::: LISTED RECORDS :::

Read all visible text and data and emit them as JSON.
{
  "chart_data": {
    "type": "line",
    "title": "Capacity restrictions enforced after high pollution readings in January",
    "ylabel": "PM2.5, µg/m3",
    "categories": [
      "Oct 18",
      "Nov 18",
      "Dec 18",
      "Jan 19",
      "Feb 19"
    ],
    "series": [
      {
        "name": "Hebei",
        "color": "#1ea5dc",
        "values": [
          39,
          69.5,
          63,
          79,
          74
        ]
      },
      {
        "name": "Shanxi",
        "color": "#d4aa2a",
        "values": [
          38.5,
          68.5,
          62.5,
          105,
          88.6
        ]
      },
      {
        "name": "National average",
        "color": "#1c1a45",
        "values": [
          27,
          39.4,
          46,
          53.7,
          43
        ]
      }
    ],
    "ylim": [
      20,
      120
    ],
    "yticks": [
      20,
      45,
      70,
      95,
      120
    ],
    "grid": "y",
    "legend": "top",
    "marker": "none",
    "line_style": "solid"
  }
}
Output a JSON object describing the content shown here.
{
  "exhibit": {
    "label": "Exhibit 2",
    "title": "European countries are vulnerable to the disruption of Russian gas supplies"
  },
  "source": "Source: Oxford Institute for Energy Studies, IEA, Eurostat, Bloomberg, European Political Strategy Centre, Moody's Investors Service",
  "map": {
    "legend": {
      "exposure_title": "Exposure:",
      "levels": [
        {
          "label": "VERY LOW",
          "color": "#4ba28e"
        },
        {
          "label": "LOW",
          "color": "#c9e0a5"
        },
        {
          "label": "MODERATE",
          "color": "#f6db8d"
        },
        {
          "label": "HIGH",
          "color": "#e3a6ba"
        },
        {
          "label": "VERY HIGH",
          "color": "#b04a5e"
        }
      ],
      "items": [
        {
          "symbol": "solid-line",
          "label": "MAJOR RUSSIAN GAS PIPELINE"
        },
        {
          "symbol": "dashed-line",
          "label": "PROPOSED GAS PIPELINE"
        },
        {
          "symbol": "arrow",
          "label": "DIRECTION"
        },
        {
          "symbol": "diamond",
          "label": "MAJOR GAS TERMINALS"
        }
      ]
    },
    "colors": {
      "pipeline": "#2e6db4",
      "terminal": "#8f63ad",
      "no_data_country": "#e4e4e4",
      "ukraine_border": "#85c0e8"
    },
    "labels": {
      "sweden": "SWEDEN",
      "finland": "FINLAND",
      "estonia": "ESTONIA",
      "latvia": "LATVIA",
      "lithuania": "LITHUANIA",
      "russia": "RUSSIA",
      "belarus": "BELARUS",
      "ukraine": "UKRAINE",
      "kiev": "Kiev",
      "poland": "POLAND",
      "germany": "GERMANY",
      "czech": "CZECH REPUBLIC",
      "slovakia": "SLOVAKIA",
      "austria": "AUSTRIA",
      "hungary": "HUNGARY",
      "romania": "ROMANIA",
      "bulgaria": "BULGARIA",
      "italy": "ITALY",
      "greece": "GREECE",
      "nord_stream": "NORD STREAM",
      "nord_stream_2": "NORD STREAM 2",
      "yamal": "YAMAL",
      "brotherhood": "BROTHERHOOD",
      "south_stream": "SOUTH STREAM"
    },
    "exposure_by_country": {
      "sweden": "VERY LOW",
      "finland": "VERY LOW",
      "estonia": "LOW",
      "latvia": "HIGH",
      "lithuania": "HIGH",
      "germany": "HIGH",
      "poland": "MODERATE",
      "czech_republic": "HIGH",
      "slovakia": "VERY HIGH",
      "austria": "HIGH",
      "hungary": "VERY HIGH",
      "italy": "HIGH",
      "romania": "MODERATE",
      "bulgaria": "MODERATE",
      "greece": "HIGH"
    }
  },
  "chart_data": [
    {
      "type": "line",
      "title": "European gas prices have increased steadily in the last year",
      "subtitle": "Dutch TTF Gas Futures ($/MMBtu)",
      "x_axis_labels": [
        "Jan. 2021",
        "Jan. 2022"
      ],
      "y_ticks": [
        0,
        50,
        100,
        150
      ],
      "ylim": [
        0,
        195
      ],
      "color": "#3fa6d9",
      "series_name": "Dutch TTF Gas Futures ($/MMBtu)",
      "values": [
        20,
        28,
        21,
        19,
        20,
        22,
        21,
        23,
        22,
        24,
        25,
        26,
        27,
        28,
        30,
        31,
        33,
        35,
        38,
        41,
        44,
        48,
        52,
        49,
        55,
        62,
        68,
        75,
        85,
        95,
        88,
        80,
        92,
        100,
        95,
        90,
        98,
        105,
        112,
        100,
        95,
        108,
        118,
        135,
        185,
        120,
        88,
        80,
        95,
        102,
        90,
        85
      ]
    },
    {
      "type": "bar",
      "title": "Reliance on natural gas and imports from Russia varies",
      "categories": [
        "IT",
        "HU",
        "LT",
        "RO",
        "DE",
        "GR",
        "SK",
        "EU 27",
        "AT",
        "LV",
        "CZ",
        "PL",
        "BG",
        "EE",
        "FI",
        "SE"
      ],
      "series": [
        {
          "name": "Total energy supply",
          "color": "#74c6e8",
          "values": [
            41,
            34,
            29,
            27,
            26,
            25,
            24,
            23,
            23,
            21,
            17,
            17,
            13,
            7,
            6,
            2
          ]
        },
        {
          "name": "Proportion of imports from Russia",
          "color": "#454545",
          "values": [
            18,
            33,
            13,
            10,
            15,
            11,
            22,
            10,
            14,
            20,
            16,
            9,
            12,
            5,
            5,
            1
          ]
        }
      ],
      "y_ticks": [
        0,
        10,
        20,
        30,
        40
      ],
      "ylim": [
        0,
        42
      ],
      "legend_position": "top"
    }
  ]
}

:::

• WORK INSTRUCTIONS: Gather from the entries above all lines that include the string "VERY".

• CORRECT OUTPUT:
          "label": "VERY LOW",
          "label": "VERY HIGH",
      "sweden": "VERY LOW",
      "finland": "VERY LOW",
      "slovakia": "VERY HIGH",
      "hungary": "VERY HIGH",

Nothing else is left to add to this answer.